● **DIRECTIONS FOR THIS TASK**: Copy every entry exactly.

● **RECORDS SUPPLIED**:
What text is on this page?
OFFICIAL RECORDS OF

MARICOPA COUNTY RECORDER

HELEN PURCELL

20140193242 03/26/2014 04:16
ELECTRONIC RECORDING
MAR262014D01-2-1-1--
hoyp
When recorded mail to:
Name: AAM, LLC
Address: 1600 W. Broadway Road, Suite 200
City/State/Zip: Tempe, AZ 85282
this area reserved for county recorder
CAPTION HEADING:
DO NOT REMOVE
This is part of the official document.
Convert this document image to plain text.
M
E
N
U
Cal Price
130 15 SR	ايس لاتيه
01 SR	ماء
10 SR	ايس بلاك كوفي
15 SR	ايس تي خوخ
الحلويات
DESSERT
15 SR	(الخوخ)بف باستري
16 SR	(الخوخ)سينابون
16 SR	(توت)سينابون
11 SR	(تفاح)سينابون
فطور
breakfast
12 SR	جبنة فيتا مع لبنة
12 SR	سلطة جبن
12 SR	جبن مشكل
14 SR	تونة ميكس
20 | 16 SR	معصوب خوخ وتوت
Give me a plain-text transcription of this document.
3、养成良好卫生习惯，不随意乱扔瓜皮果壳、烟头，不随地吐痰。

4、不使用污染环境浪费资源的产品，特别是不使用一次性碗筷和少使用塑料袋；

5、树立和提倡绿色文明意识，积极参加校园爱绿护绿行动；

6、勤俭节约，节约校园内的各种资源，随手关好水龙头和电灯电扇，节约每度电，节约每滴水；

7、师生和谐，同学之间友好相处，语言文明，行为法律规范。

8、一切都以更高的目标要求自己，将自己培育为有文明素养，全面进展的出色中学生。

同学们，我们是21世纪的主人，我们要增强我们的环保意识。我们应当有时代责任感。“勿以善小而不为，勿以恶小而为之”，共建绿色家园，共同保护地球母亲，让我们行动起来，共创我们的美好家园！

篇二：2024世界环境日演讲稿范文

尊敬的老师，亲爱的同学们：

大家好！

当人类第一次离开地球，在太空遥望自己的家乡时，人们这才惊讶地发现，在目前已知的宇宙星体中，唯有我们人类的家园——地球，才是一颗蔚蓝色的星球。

● **WRITTEN SOLUTION**:
What text is on this page?
OFFICIAL RECORDS OF

MARICOPA COUNTY RECORDER

HELEN PURCELL

20140193242 03/26/2014 04:16
ELECTRONIC RECORDING
MAR262014D01-2-1-1--
hoyp
When recorded mail to:
Name: AAM, LLC
Address: 1600 W. Broadway Road, Suite 200
City/State/Zip: Tempe, AZ 85282
this area reserved for county recorder
CAPTION HEADING:
DO NOT REMOVE
This is part of the official document.
Convert this document image to plain text.
M
E
N
U
Cal Price
130 15 SR	ايس لاتيه
01 SR	ماء
10 SR	ايس بلاك كوفي
15 SR	ايس تي خوخ
الحلويات
DESSERT
15 SR	(الخوخ)بف باستري
16 SR	(الخوخ)سينابون
16 SR	(توت)سينابون
11 SR	(تفاح)سينابون
فطور
breakfast
12 SR	جبنة فيتا مع لبنة
12 SR	سلطة جبن
12 SR	جبن مشكل
14 SR	تونة ميكس
20 | 16 SR	معصوب خوخ وتوت
Give me a plain-text transcription of this document.
3、养成良好卫生习惯，不随意乱扔瓜皮果壳、烟头，不随地吐痰。

4、不使用污染环境浪费资源的产品，特别是不使用一次性碗筷和少使用塑料袋；

5、树立和提倡绿色文明意识，积极参加校园爱绿护绿行动；

6、勤俭节约，节约校园内的各种资源，随手关好水龙头和电灯电扇，节约每度电，节约每滴水；

7、师生和谐，同学之间友好相处，语言文明，行为法律规范。

8、一切都以更高的目标要求自己，将自己培育为有文明素养，全面进展的出色中学生。

同学们，我们是21世纪的主人，我们要增强我们的环保意识。我们应当有时代责任感。“勿以善小而不为，勿以恶小而为之”，共建绿色家园，共同保护地球母亲，让我们行动起来，共创我们的美好家园！

篇二：2024世界环境日演讲稿范文

尊敬的老师，亲爱的同学们：

大家好！

当人类第一次离开地球，在太空遥望自己的家乡时，人们这才惊讶地发现，在目前已知的宇宙星体中，唯有我们人类的家园——地球，才是一颗蔚蓝色的星球。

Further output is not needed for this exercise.